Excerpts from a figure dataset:
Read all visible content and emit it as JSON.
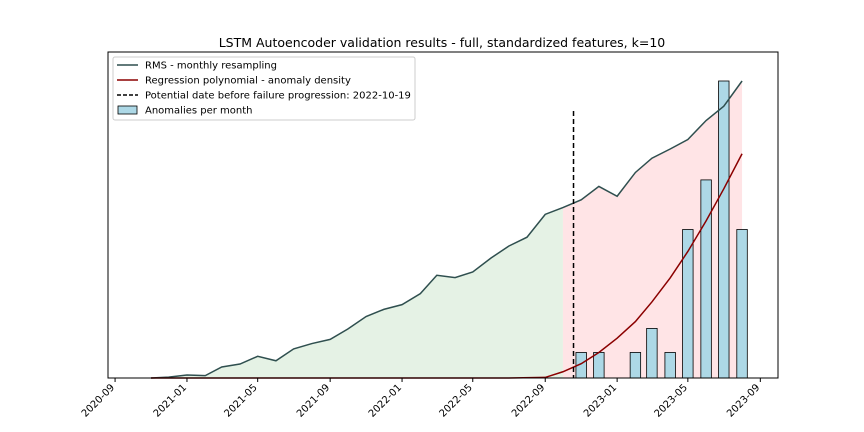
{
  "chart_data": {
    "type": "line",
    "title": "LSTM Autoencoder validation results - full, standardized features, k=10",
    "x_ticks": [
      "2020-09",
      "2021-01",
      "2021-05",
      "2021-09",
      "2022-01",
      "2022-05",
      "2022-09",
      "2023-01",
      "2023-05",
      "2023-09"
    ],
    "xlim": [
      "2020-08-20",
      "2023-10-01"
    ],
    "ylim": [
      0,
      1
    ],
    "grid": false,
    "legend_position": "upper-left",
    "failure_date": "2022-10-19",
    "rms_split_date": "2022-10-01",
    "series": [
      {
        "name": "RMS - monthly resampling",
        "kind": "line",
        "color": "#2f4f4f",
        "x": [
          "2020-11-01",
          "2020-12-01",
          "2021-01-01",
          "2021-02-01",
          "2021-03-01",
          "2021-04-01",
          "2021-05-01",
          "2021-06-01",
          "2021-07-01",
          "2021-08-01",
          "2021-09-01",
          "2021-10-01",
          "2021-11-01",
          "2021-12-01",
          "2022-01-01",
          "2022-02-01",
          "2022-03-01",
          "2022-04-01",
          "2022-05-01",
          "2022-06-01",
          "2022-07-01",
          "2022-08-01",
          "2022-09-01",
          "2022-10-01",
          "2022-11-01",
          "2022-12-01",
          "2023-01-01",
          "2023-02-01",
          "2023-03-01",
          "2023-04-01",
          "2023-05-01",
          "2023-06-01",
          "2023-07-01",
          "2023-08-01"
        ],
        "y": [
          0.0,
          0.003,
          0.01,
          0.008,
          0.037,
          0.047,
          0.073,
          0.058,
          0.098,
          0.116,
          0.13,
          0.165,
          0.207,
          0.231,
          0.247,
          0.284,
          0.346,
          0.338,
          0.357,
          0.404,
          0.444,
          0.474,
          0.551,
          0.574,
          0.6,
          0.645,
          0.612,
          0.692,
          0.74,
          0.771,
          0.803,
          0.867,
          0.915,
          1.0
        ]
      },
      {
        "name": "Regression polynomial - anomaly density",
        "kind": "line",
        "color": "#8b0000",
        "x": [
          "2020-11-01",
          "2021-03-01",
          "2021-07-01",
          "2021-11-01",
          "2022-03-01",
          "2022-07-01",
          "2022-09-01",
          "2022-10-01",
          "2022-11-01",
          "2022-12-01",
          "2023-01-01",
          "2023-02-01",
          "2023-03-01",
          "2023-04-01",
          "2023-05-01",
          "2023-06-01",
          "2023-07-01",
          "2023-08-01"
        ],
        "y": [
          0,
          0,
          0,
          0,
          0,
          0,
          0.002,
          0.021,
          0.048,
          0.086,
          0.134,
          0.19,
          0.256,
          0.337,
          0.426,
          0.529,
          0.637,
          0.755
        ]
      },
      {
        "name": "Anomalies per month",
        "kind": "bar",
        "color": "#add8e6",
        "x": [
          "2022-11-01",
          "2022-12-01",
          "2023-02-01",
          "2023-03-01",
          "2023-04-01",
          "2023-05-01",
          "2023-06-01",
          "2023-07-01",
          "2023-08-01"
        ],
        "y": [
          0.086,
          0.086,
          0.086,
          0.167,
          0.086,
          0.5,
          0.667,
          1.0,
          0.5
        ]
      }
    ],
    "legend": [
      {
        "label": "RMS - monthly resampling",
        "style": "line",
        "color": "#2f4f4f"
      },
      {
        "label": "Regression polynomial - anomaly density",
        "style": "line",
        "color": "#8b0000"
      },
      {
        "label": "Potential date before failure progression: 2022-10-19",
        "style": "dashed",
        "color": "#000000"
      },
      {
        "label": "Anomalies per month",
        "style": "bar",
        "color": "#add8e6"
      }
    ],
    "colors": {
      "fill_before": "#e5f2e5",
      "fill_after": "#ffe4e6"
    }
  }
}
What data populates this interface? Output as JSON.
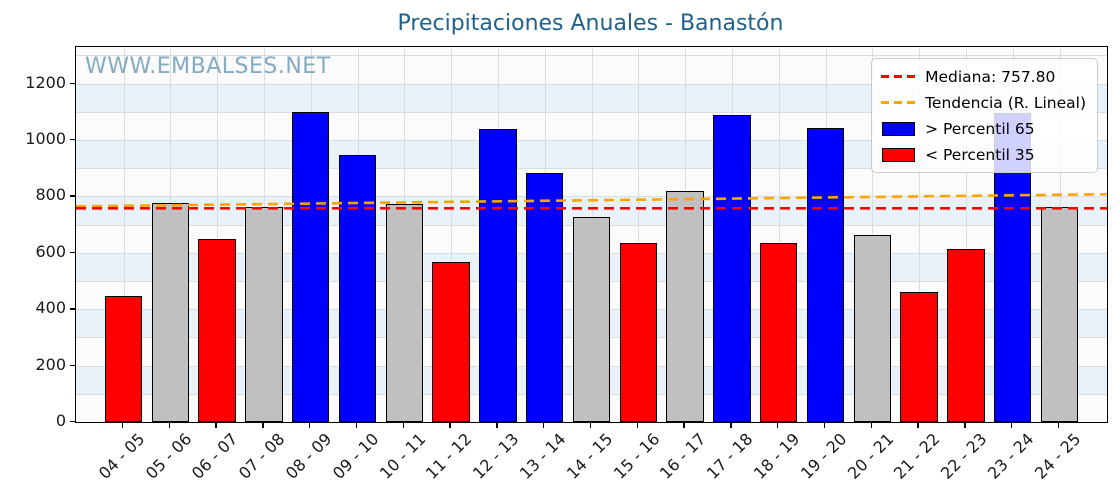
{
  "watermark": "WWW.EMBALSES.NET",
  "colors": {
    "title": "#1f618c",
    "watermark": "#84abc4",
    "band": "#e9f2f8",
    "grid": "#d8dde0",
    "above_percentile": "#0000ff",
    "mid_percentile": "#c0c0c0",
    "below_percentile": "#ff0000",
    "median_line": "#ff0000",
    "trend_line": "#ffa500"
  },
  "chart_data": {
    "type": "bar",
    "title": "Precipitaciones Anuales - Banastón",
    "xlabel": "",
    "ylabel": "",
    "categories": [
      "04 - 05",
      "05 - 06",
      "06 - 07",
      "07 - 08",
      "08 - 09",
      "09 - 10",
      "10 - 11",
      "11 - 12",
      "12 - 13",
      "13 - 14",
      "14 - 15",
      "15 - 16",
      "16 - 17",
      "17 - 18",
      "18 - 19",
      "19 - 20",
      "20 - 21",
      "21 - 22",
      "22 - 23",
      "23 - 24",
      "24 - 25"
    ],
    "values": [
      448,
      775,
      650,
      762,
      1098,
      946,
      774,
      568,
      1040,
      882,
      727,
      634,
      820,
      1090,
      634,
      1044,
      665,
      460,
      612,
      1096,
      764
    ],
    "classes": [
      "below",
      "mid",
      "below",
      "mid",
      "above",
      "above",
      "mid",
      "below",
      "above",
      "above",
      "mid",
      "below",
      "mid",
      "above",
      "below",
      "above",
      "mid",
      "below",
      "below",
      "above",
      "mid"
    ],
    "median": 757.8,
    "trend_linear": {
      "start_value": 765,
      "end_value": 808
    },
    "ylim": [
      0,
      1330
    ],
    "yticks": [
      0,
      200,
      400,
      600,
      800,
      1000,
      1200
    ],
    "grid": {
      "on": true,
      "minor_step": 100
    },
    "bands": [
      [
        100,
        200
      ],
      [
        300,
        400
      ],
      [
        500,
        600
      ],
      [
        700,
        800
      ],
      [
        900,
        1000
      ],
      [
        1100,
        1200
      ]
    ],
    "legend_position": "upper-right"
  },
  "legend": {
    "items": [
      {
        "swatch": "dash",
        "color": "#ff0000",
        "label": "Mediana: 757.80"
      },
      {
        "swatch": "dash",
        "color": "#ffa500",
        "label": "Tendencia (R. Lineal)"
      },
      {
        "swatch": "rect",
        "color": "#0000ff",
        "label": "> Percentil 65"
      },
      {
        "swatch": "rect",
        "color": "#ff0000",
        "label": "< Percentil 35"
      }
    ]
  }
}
--
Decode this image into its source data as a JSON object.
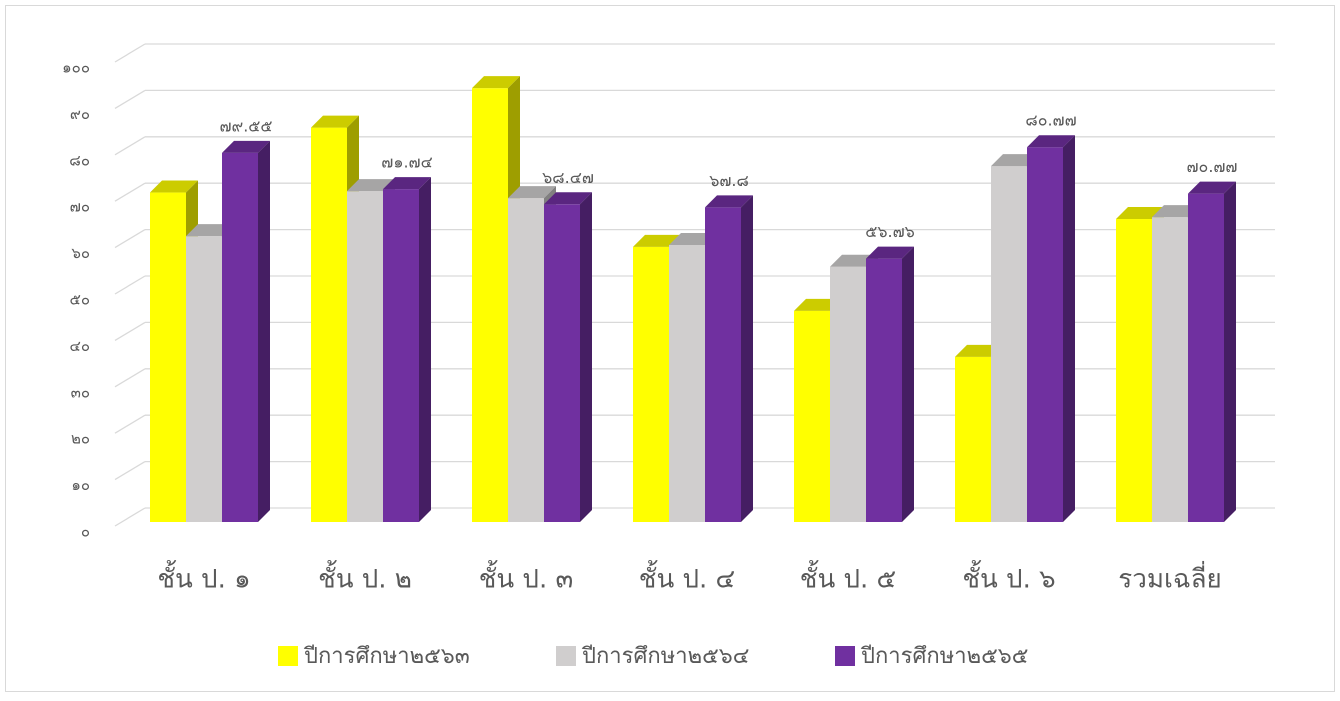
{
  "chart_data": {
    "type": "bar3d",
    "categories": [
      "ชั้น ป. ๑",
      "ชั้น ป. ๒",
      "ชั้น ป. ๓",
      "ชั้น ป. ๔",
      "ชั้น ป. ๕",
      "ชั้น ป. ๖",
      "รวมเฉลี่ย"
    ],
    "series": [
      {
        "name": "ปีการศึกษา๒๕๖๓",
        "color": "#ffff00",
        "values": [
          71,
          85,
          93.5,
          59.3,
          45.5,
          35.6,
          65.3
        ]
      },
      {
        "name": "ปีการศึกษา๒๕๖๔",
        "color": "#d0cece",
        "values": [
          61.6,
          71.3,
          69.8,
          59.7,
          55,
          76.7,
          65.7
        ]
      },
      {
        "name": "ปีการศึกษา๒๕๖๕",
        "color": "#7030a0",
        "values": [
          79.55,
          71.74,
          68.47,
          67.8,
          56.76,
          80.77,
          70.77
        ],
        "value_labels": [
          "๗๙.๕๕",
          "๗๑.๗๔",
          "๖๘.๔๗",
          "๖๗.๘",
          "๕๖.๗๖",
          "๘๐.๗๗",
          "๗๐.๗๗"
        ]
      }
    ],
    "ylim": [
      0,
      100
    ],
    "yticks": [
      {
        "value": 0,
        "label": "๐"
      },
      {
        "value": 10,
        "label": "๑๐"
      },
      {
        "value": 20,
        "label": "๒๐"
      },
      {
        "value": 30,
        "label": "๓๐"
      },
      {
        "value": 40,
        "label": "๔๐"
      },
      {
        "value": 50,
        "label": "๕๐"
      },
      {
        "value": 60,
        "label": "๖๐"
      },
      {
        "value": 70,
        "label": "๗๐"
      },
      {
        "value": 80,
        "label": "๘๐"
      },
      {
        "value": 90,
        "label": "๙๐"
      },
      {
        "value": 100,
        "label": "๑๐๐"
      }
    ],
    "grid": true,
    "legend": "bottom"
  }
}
...
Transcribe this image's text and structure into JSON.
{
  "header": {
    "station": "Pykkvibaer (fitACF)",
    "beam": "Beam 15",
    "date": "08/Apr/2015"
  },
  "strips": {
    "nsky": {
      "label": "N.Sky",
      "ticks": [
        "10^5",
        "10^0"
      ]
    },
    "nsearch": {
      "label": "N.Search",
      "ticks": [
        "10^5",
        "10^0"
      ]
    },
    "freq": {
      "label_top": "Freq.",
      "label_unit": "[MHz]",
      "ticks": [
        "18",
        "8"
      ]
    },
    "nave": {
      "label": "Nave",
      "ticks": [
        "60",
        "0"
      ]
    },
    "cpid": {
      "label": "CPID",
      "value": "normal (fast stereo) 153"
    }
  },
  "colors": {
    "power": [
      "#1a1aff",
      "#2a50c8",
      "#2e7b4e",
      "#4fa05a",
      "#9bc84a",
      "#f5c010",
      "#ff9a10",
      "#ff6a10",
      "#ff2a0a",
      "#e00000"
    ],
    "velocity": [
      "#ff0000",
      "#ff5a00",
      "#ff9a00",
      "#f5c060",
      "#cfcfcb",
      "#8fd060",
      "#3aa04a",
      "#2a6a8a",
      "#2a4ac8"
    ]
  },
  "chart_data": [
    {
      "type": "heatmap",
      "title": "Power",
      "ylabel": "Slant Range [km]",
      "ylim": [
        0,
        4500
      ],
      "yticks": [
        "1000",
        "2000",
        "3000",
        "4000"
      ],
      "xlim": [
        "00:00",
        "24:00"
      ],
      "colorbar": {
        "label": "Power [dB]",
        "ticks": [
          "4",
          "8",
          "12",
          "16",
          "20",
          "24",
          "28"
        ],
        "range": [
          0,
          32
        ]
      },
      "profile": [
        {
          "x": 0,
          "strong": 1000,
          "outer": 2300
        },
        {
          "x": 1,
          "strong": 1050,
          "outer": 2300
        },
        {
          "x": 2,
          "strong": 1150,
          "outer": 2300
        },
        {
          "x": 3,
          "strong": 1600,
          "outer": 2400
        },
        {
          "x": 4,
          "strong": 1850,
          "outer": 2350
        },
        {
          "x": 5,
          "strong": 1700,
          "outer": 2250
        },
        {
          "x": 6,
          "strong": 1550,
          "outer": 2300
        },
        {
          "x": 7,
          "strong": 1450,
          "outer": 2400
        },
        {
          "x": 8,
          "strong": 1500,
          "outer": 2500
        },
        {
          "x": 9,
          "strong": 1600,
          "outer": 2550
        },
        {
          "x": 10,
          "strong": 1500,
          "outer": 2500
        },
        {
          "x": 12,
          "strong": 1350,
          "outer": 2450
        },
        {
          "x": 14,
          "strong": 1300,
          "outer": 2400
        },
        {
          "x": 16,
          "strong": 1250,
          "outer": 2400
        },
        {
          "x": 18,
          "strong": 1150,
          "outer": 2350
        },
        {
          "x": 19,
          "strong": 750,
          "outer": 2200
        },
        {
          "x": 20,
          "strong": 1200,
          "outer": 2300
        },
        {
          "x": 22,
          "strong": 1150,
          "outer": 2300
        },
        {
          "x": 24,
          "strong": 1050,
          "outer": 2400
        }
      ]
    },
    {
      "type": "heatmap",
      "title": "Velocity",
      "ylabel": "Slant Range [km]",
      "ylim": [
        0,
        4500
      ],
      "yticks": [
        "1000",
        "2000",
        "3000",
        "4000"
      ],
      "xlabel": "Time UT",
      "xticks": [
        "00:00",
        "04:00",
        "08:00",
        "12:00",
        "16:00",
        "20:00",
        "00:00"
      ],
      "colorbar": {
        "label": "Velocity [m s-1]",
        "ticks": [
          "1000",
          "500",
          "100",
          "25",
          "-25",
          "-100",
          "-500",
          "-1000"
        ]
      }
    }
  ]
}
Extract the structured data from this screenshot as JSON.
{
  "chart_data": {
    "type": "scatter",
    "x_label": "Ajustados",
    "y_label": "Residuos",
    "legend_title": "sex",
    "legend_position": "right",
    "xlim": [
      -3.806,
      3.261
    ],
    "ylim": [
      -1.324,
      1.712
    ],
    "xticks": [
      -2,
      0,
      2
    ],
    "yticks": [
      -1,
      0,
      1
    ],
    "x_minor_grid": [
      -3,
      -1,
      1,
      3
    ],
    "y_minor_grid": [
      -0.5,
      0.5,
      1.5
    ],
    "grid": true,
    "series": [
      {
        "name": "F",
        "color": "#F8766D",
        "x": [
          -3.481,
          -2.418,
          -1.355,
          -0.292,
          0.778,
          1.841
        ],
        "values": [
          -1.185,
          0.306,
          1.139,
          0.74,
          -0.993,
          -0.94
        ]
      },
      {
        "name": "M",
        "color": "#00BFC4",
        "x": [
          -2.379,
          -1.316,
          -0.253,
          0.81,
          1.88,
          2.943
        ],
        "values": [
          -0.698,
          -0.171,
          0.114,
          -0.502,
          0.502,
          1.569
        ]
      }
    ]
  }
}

• **Task goal**
Where a line of the material above holds the string "right", copy that line.

• **Task answer**
    "legend_position": "upper-right"
    "legend_position": "right",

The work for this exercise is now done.